**資料に関する設問:**
• 1. SLRテストとラセーグ徴候に関する文書によると、Lasègueはどのような人物ですか。
• 2. SLRテストとラセーグ徴候に関する文書では、坐骨神経痛においてラセーグ第二手技が臀部の筋の圧迫を軽減するとされています。その理由を文書に即して説明してください。
• 3. SLRテストとラセーグ徴候に関する文書のうち、「現代医学においては,『SLRテスト = ラセーグテスト』です.」から「膝が伸展し,大腿屈筋群が伸長されている.」までの箇所を、一字一句違えずに書き写してください。

**文書の抜粋:**
SLRテスト・ラセーグテスト・ラセーグ徴候の違いと意義
まずは結論から
今回覚えておきたいこと
現代医学では,
『SLRテスト = ラセーグテスト』
『SLRテスト ≠ ラセーグ徴候』
以下詳細を記載します.
用語の確認
- SLRテスト(Straight Leg Raising test/下肢伸展挙上試験)
- ラセーグテスト(Lasègue test)
- ラセーグ徴候(Lasègue test)
☞ Lasègueはフランス人整形外科医
SLRテストとラセーグテスト
本来のラセーグテストには,第一手技(a)と第二手技(b)がありました.
第一手技(a)がSLRテストと同一のものです.
SLRテスト(ラセーグテスト〈第一手技〉)
患者を背臥位にし,下肢を伸展,挙上することで痛みを誘発させる手技.
しかし用語が混同されはじめ,次第に「ラセーグテスト」はSLRテストである第一手技(a)のみを指し示すようになりました.
現代医学においては,『SLRテスト = ラセーグテスト』です.
ラセーグ徴候とは
第二手技(b)がラセーグ徴候です.
ラセーグ徴候とは
患者は背臥位にし,股関節の屈曲の際に膝関節も同時に屈曲させるテスト.
痛みの減弱が得られれば、ラセーグ徴候陽性となる.
故に『SLRテスト≠ラセーグ徴候』です.
SLRテスト(ラセーグテスト)において
膝が伸展し,大腿屈筋群が伸長されている.
大腿屈筋群の伸長は,筋膜連結のある臀部の筋の伸長を伴う.
故に坐骨神経痛において,ラセーグ第二手技では,臀部の筋の圧迫を軽減することになる.
検査結果の解釈
- SLRテスト陽性かつ,ラセーグ徴候陽性
☞ 臀部の筋由来の坐骨神経痛は否定され,より腰椎椎間板ヘルニアの可能性が高まる.
- SLRテスト陽性かつ,ラセーグ徴候陰性
☞ 臀部の筋由来の坐骨神経痛を疑う.梨状筋症候群など.
椎間板ヘルニアの時,簡易に局在診断を行うとすれば腱反射が利用可能.
膝蓋腱反射であればL4,アキレス腱反射であればL5.この他,デルマトームに沿った部分の知覚検査,筋力検査でも同様にヘルニアのレベルを推定することが可能.
これらの検査と,MRIのような画像での精密検査を組み合わせ,より詳細な診断が可能となる.

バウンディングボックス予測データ
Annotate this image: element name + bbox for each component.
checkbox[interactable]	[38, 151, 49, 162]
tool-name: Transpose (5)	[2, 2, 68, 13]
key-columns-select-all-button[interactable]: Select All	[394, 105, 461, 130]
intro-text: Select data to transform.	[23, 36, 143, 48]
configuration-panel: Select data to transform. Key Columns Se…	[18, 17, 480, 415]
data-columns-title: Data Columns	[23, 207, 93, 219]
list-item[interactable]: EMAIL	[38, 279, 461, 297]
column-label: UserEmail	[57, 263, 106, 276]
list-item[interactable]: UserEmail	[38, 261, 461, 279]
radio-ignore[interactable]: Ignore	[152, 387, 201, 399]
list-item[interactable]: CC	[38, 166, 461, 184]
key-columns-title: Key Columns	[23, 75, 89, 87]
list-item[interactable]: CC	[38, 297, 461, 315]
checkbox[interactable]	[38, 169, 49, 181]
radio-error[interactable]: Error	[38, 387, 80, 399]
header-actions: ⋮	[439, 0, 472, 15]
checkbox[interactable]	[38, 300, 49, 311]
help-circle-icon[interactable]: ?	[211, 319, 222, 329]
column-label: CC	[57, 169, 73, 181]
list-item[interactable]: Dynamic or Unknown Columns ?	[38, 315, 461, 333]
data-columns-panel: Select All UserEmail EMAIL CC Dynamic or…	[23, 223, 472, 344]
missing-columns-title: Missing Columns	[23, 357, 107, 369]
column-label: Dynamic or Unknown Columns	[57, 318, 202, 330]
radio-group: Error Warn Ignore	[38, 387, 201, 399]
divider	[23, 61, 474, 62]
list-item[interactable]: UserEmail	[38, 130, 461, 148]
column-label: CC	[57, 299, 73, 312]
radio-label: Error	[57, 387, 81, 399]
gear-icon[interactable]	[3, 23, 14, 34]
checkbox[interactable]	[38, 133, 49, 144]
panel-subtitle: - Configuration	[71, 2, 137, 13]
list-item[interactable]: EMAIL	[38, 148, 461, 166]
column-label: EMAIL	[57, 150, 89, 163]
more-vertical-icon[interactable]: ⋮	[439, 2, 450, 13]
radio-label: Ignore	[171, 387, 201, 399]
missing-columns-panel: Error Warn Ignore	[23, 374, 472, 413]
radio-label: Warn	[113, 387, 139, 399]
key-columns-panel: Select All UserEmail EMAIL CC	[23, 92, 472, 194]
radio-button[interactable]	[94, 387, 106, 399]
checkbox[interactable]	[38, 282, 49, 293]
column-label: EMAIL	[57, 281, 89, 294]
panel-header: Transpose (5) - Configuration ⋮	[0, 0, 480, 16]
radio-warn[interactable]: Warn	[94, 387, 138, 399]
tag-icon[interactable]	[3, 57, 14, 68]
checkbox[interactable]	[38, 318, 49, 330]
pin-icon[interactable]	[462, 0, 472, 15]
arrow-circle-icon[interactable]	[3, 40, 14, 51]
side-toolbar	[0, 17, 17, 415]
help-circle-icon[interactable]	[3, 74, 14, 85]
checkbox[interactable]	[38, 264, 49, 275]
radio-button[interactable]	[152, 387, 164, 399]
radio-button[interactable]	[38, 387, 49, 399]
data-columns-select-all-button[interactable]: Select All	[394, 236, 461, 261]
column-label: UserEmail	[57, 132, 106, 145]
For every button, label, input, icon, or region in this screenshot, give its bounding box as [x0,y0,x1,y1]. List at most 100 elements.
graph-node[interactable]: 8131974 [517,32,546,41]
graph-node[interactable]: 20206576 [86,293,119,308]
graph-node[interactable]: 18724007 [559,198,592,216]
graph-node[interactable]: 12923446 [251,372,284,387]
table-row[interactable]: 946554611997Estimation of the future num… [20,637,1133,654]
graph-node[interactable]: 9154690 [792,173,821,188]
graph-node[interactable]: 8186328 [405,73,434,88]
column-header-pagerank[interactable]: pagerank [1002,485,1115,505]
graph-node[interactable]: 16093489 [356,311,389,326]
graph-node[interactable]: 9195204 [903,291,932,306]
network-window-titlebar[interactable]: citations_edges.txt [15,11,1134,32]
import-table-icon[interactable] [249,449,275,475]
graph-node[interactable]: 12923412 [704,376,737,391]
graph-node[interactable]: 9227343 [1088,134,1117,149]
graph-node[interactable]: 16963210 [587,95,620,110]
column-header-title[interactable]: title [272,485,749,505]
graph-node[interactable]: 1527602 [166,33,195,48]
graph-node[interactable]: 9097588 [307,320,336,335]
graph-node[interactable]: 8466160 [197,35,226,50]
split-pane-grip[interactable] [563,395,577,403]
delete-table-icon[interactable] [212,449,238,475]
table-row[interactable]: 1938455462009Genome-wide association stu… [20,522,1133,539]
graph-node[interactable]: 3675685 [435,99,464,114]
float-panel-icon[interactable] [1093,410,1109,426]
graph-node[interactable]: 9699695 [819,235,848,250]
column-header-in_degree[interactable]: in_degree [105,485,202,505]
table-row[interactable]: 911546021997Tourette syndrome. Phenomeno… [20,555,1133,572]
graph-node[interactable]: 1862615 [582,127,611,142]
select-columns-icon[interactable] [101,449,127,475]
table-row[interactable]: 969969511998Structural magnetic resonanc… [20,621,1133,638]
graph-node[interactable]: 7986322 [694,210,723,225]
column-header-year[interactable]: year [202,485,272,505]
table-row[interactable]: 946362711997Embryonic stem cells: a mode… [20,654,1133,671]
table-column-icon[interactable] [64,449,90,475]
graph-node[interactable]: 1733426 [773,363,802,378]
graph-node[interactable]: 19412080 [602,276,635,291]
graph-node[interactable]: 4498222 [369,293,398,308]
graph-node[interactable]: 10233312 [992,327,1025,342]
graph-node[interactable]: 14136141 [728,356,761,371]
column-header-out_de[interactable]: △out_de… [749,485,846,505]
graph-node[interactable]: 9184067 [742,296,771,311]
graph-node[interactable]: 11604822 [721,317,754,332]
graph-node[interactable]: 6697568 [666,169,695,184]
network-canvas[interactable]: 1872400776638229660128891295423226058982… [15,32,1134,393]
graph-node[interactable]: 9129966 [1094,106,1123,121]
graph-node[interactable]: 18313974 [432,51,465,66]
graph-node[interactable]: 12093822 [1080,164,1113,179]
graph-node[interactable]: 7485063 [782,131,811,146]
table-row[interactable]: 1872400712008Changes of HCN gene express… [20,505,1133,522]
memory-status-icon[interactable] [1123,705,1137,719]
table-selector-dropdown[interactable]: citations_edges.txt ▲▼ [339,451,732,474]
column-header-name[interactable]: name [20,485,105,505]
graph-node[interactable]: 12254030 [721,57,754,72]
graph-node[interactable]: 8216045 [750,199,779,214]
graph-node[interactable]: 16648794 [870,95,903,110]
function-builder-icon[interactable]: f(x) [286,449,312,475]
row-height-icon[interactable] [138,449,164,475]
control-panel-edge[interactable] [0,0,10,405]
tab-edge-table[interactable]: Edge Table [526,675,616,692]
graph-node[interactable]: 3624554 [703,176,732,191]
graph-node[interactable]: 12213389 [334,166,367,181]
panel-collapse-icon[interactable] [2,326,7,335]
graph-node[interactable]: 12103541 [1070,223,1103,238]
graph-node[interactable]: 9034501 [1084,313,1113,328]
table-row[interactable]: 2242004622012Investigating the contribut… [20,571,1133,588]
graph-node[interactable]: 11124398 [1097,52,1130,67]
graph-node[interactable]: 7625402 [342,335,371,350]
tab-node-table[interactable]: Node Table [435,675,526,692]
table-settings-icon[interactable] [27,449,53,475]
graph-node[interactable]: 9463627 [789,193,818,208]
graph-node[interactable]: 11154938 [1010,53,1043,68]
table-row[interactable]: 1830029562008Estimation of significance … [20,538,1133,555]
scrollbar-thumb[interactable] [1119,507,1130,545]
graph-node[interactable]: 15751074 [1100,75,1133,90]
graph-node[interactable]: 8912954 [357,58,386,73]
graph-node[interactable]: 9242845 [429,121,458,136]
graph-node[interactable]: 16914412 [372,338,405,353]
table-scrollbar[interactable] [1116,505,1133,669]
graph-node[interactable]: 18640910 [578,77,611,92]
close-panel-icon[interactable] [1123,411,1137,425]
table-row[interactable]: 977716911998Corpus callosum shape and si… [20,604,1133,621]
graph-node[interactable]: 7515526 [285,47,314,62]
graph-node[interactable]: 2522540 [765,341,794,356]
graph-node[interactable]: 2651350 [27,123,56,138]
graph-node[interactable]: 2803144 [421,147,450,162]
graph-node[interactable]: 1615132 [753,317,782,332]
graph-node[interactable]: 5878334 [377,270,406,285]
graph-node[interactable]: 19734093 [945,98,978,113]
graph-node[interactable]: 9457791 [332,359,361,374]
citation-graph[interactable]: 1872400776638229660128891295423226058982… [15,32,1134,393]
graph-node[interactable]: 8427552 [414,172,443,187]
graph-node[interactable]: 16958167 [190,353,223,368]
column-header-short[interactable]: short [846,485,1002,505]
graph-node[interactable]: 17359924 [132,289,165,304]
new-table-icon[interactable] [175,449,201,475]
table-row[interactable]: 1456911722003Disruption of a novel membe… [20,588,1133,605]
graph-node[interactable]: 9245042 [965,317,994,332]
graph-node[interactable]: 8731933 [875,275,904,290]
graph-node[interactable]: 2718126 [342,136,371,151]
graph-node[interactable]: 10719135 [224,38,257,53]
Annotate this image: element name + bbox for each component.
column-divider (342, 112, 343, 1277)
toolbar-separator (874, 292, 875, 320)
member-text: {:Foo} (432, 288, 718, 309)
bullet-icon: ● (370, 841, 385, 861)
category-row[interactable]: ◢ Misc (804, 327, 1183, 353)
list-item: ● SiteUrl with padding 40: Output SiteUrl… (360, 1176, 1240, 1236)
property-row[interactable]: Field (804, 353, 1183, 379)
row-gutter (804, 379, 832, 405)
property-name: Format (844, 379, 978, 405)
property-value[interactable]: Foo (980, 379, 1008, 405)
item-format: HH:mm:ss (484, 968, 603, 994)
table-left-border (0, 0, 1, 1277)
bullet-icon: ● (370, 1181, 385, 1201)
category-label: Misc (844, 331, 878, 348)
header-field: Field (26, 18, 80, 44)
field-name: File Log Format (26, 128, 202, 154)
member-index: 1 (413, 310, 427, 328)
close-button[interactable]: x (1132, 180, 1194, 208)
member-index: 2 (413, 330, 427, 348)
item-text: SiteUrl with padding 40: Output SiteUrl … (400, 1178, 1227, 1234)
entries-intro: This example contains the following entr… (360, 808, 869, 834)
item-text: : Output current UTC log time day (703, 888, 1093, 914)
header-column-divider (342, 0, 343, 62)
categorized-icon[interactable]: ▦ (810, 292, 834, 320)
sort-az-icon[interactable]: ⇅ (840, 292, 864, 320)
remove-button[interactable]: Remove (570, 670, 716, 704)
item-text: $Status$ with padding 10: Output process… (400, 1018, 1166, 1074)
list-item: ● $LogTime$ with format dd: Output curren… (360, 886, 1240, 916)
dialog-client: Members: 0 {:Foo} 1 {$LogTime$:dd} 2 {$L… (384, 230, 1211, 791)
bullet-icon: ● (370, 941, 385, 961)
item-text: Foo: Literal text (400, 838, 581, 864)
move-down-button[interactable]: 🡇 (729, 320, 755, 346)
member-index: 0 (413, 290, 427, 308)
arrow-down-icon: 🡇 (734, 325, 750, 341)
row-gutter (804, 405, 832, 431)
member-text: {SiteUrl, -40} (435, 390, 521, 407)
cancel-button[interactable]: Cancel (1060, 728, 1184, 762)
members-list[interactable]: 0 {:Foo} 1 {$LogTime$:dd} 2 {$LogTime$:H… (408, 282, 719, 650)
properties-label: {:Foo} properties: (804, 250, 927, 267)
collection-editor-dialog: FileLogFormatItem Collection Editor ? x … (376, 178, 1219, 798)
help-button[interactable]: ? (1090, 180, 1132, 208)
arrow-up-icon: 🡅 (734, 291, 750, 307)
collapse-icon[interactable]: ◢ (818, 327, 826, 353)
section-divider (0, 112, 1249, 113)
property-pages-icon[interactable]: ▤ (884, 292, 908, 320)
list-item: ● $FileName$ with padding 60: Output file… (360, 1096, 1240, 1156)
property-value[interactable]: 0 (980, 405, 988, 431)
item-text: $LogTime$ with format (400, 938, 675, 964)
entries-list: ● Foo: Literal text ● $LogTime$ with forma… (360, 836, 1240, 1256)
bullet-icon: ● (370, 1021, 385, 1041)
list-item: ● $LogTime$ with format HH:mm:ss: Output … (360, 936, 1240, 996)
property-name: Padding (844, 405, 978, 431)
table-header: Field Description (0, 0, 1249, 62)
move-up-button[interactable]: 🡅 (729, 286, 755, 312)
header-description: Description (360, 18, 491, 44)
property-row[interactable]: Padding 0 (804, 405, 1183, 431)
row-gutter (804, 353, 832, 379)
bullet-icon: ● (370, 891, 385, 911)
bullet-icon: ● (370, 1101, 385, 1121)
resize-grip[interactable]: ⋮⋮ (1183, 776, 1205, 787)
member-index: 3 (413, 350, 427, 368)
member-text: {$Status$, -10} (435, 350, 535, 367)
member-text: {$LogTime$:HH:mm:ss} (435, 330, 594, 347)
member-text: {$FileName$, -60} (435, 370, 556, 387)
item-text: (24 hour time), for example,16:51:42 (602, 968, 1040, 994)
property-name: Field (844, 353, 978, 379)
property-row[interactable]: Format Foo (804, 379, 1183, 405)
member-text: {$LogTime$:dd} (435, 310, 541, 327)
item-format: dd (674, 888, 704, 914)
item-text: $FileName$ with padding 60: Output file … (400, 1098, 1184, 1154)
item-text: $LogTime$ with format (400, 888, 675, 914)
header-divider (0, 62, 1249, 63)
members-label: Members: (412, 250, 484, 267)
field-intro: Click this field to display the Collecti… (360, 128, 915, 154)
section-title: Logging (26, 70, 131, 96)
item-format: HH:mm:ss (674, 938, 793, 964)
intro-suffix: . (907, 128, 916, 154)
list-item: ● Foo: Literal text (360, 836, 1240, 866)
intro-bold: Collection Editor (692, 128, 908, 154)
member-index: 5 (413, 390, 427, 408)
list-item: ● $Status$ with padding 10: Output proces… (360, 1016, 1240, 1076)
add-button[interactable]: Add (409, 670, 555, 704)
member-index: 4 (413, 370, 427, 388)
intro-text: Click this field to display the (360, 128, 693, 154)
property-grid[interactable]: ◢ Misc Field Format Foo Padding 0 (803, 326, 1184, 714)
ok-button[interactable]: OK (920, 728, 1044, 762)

**期待される結果:**
• 1. フランス人の整形外科医です。

• 2. SLRテストでは膝が伸展し、大腿屈筋群が伸長されます。大腿屈筋群の伸長は、筋膜連結のある臀部の筋の伸長を伴います。そのため、ラセーグ第二手技では臀部の筋の圧迫が軽減されることになります。

• 3.
現代医学においては,『SLRテスト = ラセーグテスト』です.
ラセーグ徴候とは
第二手技(b)がラセーグ徴候です.
ラセーグ徴候とは
患者は背臥位にし,股関節の屈曲の際に膝関節も同時に屈曲させるテスト.
痛みの減弱が得られれば、ラセーグ徴候陽性となる.
故に『SLRテスト≠ラセーグ徴候』です.
SLRテスト(ラセーグテスト)において
膝が伸展し,大腿屈筋群が伸長されている.